● Task goal:
Scan the data below for the string "Sans". Show every line where it turns up.

● Input records:
------------
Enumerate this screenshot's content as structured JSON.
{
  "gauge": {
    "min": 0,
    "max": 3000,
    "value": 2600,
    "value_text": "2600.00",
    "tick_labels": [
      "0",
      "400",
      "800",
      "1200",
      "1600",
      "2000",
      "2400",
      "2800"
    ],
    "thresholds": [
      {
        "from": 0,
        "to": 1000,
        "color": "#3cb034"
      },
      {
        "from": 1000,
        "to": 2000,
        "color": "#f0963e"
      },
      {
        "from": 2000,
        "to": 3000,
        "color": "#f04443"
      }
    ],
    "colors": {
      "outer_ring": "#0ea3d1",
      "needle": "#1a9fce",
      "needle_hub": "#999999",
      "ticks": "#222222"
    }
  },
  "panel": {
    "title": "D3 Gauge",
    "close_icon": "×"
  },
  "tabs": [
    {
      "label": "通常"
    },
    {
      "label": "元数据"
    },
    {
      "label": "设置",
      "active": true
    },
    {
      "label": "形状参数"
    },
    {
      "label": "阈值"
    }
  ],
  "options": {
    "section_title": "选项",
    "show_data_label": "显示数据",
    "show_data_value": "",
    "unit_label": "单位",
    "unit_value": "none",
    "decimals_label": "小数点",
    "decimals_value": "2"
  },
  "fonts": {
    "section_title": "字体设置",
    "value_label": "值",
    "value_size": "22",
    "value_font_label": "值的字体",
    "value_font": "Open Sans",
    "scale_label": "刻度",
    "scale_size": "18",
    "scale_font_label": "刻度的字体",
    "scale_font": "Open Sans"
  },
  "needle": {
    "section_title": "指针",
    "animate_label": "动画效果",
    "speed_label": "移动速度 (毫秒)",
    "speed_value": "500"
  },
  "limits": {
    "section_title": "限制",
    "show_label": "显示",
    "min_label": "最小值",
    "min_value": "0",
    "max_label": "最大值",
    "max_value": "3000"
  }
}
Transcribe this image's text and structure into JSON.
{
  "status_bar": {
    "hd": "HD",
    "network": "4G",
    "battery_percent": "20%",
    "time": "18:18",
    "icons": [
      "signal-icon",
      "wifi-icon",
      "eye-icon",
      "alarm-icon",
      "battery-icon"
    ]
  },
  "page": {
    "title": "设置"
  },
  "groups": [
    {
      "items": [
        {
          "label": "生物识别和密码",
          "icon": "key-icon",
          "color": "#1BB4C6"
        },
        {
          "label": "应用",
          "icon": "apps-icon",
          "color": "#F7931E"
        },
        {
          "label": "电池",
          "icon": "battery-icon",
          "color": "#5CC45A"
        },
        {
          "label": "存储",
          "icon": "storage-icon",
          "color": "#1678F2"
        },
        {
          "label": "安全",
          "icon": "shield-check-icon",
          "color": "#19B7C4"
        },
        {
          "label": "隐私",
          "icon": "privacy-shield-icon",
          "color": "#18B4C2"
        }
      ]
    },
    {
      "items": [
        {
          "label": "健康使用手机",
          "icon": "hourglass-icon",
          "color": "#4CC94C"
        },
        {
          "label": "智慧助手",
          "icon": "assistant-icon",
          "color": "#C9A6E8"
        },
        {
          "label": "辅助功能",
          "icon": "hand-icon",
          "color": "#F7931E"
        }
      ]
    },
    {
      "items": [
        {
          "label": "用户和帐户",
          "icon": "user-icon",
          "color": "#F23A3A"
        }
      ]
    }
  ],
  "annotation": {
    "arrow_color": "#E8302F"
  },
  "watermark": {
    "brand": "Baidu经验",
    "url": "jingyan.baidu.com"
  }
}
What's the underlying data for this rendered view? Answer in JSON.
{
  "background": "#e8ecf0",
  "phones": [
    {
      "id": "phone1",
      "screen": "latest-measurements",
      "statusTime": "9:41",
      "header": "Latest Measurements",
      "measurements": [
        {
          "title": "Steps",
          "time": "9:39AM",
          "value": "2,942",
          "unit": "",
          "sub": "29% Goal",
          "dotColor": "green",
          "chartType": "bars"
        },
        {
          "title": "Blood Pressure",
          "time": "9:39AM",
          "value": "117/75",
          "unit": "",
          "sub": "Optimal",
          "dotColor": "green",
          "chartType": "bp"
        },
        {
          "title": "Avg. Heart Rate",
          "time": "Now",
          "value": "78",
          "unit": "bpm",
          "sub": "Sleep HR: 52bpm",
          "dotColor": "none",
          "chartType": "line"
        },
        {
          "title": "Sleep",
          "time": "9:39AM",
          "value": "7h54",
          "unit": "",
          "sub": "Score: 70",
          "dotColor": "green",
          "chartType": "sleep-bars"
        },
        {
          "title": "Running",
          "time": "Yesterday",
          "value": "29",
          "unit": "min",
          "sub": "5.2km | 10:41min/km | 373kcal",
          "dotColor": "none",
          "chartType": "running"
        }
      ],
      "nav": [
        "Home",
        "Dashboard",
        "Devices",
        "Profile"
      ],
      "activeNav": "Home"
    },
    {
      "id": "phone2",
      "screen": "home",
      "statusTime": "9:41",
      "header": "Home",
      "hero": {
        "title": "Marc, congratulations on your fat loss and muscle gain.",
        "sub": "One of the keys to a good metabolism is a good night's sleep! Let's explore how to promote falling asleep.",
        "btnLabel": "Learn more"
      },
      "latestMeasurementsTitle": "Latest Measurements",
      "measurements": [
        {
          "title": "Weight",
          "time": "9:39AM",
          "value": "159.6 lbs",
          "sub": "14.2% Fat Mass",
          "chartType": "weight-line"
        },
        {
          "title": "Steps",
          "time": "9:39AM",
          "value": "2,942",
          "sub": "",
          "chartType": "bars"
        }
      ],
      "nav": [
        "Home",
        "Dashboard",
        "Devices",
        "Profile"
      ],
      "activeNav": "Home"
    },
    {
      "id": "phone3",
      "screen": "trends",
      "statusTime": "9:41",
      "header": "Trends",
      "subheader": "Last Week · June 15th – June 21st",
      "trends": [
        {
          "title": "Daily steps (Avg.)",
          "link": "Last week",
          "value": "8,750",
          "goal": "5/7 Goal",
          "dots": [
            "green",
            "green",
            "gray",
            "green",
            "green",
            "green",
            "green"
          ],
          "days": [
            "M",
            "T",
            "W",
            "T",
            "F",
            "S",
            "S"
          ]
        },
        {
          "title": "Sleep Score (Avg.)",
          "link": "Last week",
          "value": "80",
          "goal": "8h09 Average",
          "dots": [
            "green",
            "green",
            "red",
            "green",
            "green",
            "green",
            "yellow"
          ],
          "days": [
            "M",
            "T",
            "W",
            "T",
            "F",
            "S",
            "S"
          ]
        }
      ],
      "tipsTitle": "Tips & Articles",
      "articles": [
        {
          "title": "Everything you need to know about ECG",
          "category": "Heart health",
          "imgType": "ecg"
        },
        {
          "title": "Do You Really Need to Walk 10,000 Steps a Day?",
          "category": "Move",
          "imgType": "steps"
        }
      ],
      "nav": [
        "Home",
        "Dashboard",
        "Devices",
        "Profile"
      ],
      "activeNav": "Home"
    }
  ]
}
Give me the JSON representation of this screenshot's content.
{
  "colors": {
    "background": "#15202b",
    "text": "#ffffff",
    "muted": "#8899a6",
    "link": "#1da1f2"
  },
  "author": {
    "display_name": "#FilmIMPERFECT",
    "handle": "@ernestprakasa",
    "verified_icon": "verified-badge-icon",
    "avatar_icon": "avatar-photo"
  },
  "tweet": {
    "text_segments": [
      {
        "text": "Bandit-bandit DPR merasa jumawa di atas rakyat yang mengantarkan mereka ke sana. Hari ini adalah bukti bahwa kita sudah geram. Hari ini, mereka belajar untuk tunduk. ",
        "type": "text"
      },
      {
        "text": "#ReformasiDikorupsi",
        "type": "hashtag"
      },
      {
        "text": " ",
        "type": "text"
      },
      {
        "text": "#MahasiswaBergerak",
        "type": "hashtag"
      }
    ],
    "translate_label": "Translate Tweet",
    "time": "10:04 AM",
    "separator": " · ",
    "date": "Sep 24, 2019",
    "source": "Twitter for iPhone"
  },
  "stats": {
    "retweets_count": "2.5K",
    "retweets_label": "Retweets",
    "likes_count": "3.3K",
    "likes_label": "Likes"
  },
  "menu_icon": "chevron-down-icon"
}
------------
● Reply to the exercise:
    "value_font": "Open Sans",
    "scale_font": "Open Sans"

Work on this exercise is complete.